§ TASK SET:
- A) In the review of Don Quixote, which books does his family finally decide to burn?
- B) Carry the Don Quixote review forward past its last paragraph, about the windmills.

[start EXTRACT PROVIDED]

As Don Quixote teaches us, there is nothing wrong with the world that can’t be cured by reading books and then pretending that you are the characters in them. Have we not all be doing this since childhood? Most of us grew out of it, but old D.Q. is like the 17th century Spanish version of the Star Wars Kid: still out there spinning his fake lightsaber for all the world to see.
Don Quixote has what is politely referred to as an “overactive imagination,” and he is what is scientifically referred to as “nutty as a Scientologist.” His library is well stocked with stories of knighthood and chivalry, and these books convince him to become a knight-errant. Hey, I have lots of Hardy Boys books, but that doesn’t mean I’m about to become a teen detective. For one thing, I don’t own a jalopy.
The novel by Miguel de Cervantes is at once both high adventure and ludicrous comedy, aptly aided by sly pretentions that it is historically accurate, or at least based on historical accuracies. Cervantes even goes so far as to acknowledge that the book is much more simple than traditional stories of high adventure, in that it contains no ballads or Latin phrases. These, he explains, can always be added later—instantly endearing himself to those of us who find such pretenses absurd.
No matter Quixote’s lofty goals for himself, the predicaments that he finds himself in are hysterical. Witness his dinner with the prostitutes, who he thinks are princesses. They remove his armor, but his helmet is stuck, so he eats with it on, presumably with the flimsy makeshift visor open.
People are constantly trying to swindle him, only to find out he has no money. When his family frets about what to do with some 50-year-old uncle gallivanting across the countryside and crashing his old plow horse into windmills, their solution is to burn the library so that he’ll give up this nonsense.
Only one problem with that: The library is extensive and stocked with rare and priceless tales. In the end, they merely decide to burn only the poetry books, because the only thing worse than an uncle who thinks he’s a knight is an uncle who thinks he is a poet.
Now about those windmills… It is perhaps the most famous scene from the book, and represents everything that is magical about Don Quixote, because he mistakes them for giants. They are the perfect foe for a crazy person because presumably they can’t fight back. That doesn’t stop D.Q. from making a fool of himself by getting his lance caught in the windmill’s sails and getting thrown off his horse. But everyone covers nicely by telling him that an evil enchanter turned the giant into a windmill at the last second.

[end EXTRACT PROVIDED]
[start DATA SHOWN]

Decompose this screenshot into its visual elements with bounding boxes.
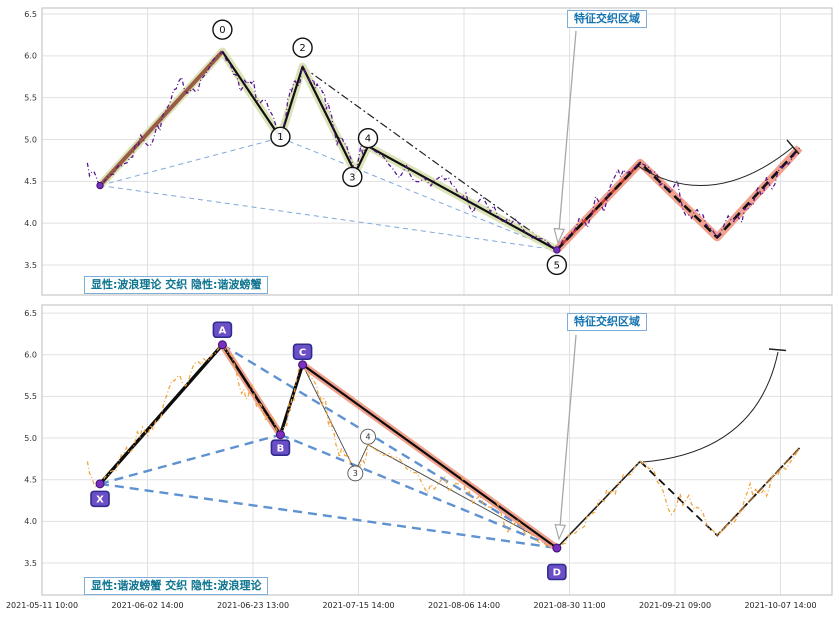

[end DATA SHOWN]

§ ANSWERS TO THE PROBLEMS:
- A) Only the poetry books.

- B)
In fact, this seems to be their excuse for everything. An enchanter sealed off his library, an enchanter magicked the inn, an enchanter took his lunch money. People, take this to heart: If your family ever invokes the idea of an “evil enchanter” in order to protect your dignity, then it is a good sign that they probably think you are bonkers.
The story has its down moments, so it is not a straight up comedy. There is definitely something pathetic about a grown man crushing on the neighborhood stable girl (who he names Dulcinea, as if she were royalty), and embarrassing everyone he knows. Don Quixote gets beat up a lot, ruthlessly mocked, and the only reason he isn’t taken for everything he’s worth is because he isn’t worth much, in spite of the rare books.
Even his loyal squire Sancho Panza, to whom D.Q. has promised the rulership of an imaginary island (apparently this neighborhood has a wealth of idiots), is forced to admit that his master is a bit of a dunce. You can only defend your friends so much, before their tackling of random pilgrims or insulting of goatherds begins to make you look bad too.
Mental issues of the hero aside, none of this changes the fact that Don Quixote of La Mancha sees the world not as it is, but as we would like it to be: A place of fantastic adventures and lady fairs and galloping steeds. And sometimes it’s worth it to just venture out into that fantasy world for a moment, even if our armor is made of cardboard and the stable girl is sort of ugly.
Next up, #91!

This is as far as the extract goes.